The records that follow are to be repeated exactly, with the pictures removed.
[Extracted records]
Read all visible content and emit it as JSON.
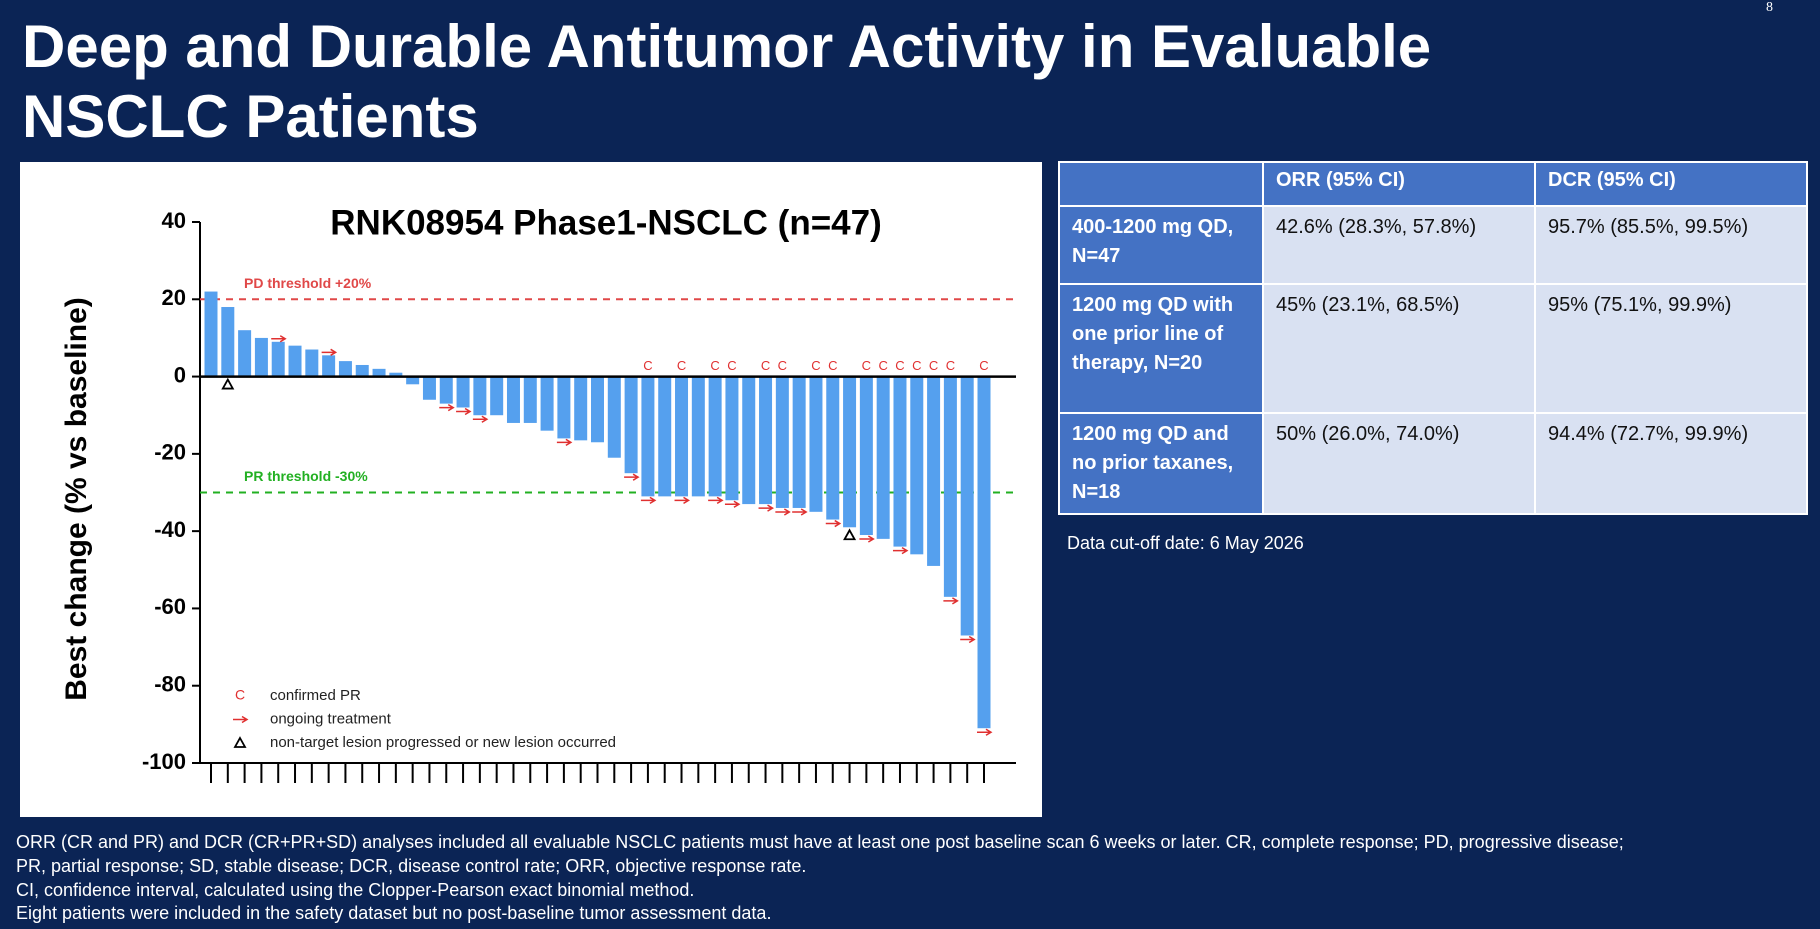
{
  "slide_title": [
    "Deep and Durable Antitumor Activity in Evaluable",
    "NSCLC Patients"
  ],
  "page_number": "8",
  "chart_data": {
    "type": "bar",
    "title": "RNK08954 Phase1-NSCLC (n=47)",
    "y_label": "Best change (% vs baseline)",
    "categories": [
      null,
      null,
      null,
      null,
      null,
      null,
      null,
      null,
      null,
      null,
      null,
      null,
      null,
      null,
      null,
      null,
      null,
      null,
      null,
      null,
      null,
      null,
      null,
      null,
      null,
      null,
      null,
      null,
      null,
      null,
      null,
      null,
      null,
      null,
      null,
      null,
      null,
      null,
      null,
      null,
      null,
      null,
      null,
      null,
      null,
      null,
      null
    ],
    "values": [
      22,
      18,
      12,
      10,
      9,
      8,
      7,
      5.5,
      4,
      3,
      2,
      1,
      -2,
      -6,
      -7,
      -8,
      -10,
      -10,
      -12,
      -12,
      -14,
      -16,
      -16.5,
      -17,
      -21,
      -25,
      -31,
      -31,
      -31,
      -31,
      -31,
      -32,
      -33,
      -33,
      -34,
      -34,
      -35,
      -37,
      -39,
      -41,
      -42,
      -44,
      -46,
      -49,
      -57,
      -67,
      -91
    ],
    "color": "#55a0ee",
    "ylim": [
      -100,
      40
    ],
    "yticks": [
      -100,
      -80,
      -60,
      -40,
      -20,
      0,
      20,
      40
    ],
    "grid": false,
    "reference_lines": [
      {
        "value": 20,
        "label": "PD threshold +20%",
        "color": "#e04848"
      },
      {
        "value": -30,
        "label": "PR threshold -30%",
        "color": "#22b022"
      }
    ],
    "markers": [
      {
        "name": "confirmed PR",
        "symbol": "C",
        "color": "#e03030",
        "patients": [
          26,
          28,
          30,
          31,
          33,
          34,
          36,
          37,
          39,
          40,
          41,
          42,
          43,
          44,
          46
        ]
      },
      {
        "name": "ongoing treatment",
        "shape": "arrow",
        "color": "#e03030",
        "patients": [
          4,
          7,
          14,
          15,
          16,
          21,
          25,
          26,
          28,
          30,
          31,
          33,
          34,
          35,
          37,
          39,
          41,
          44,
          45,
          46
        ]
      },
      {
        "name": "non-target lesion progressed or new lesion occurred",
        "shape": "triangle",
        "color": "#000000",
        "patients": [
          1,
          38
        ]
      }
    ]
  },
  "table": {
    "header": [
      "ORR (95% CI)",
      "DCR (95% CI)"
    ],
    "rows": [
      [
        "400-1200 mg QD, N=47",
        "42.6% (28.3%, 57.8%)",
        "95.7% (85.5%, 99.5%)"
      ],
      [
        "1200 mg QD with one prior line of therapy, N=20",
        "45% (23.1%, 68.5%)",
        "95% (75.1%, 99.9%)"
      ],
      [
        "1200 mg QD and no prior taxanes, N=18",
        "50% (26.0%, 74.0%)",
        "94.4% (72.7%, 99.9%)"
      ]
    ]
  },
  "cutoff_note": "Data cut-off date: 6 May 2026",
  "footnotes": [
    "ORR (CR and PR) and DCR (CR+PR+SD) analyses included all evaluable NSCLC patients must have at least one post baseline scan 6 weeks or later. CR, complete response; PD, progressive disease;",
    "PR, partial response; SD, stable disease; DCR, disease control rate; ORR, objective response rate.",
    "CI, confidence interval, calculated using the Clopper-Pearson exact binomial method.",
    "Eight patients were included in the safety dataset but no post-baseline tumor assessment data."
  ]
}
[/Extracted records]
- [Task output]:
Read all visible content and emit it as JSON.
{
  "slide_title": [
    "Deep and Durable Antitumor Activity in Evaluable",
    "NSCLC Patients"
  ],
  "page_number": "8",
  "chart_data": {
    "type": "bar",
    "title": "RNK08954 Phase1-NSCLC (n=47)",
    "y_label": "Best change (% vs baseline)",
    "categories": [
      null,
      null,
      null,
      null,
      null,
      null,
      null,
      null,
      null,
      null,
      null,
      null,
      null,
      null,
      null,
      null,
      null,
      null,
      null,
      null,
      null,
      null,
      null,
      null,
      null,
      null,
      null,
      null,
      null,
      null,
      null,
      null,
      null,
      null,
      null,
      null,
      null,
      null,
      null,
      null,
      null,
      null,
      null,
      null,
      null,
      null,
      null
    ],
    "values": [
      22,
      18,
      12,
      10,
      9,
      8,
      7,
      5.5,
      4,
      3,
      2,
      1,
      -2,
      -6,
      -7,
      -8,
      -10,
      -10,
      -12,
      -12,
      -14,
      -16,
      -16.5,
      -17,
      -21,
      -25,
      -31,
      -31,
      -31,
      -31,
      -31,
      -32,
      -33,
      -33,
      -34,
      -34,
      -35,
      -37,
      -39,
      -41,
      -42,
      -44,
      -46,
      -49,
      -57,
      -67,
      -91
    ],
    "color": "#55a0ee",
    "ylim": [
      -100,
      40
    ],
    "yticks": [
      -100,
      -80,
      -60,
      -40,
      -20,
      0,
      20,
      40
    ],
    "grid": false,
    "reference_lines": [
      {
        "value": 20,
        "label": "PD threshold +20%",
        "color": "#e04848"
      },
      {
        "value": -30,
        "label": "PR threshold -30%",
        "color": "#22b022"
      }
    ],
    "markers": [
      {
        "name": "confirmed PR",
        "symbol": "C",
        "color": "#e03030",
        "patients": [
          26,
          28,
          30,
          31,
          33,
          34,
          36,
          37,
          39,
          40,
          41,
          42,
          43,
          44,
          46
        ]
      },
      {
        "name": "ongoing treatment",
        "shape": "arrow",
        "color": "#e03030",
        "patients": [
          4,
          7,
          14,
          15,
          16,
          21,
          25,
          26,
          28,
          30,
          31,
          33,
          34,
          35,
          37,
          39,
          41,
          44,
          45,
          46
        ]
      },
      {
        "name": "non-target lesion progressed or new lesion occurred",
        "shape": "triangle",
        "color": "#000000",
        "patients": [
          1,
          38
        ]
      }
    ]
  },
  "table": {
    "header": [
      "ORR (95% CI)",
      "DCR (95% CI)"
    ],
    "rows": [
      [
        "400-1200 mg QD, N=47",
        "42.6% (28.3%, 57.8%)",
        "95.7% (85.5%, 99.5%)"
      ],
      [
        "1200 mg QD with one prior line of therapy, N=20",
        "45% (23.1%, 68.5%)",
        "95% (75.1%, 99.9%)"
      ],
      [
        "1200 mg QD and no prior taxanes, N=18",
        "50% (26.0%, 74.0%)",
        "94.4% (72.7%, 99.9%)"
      ]
    ]
  },
  "cutoff_note": "Data cut-off date: 6 May 2026",
  "footnotes": [
    "ORR (CR and PR) and DCR (CR+PR+SD) analyses included all evaluable NSCLC patients must have at least one post baseline scan 6 weeks or later. CR, complete response; PD, progressive disease;",
    "PR, partial response; SD, stable disease; DCR, disease control rate; ORR, objective response rate.",
    "CI, confidence interval, calculated using the Clopper-Pearson exact binomial method.",
    "Eight patients were included in the safety dataset but no post-baseline tumor assessment data."
  ]
}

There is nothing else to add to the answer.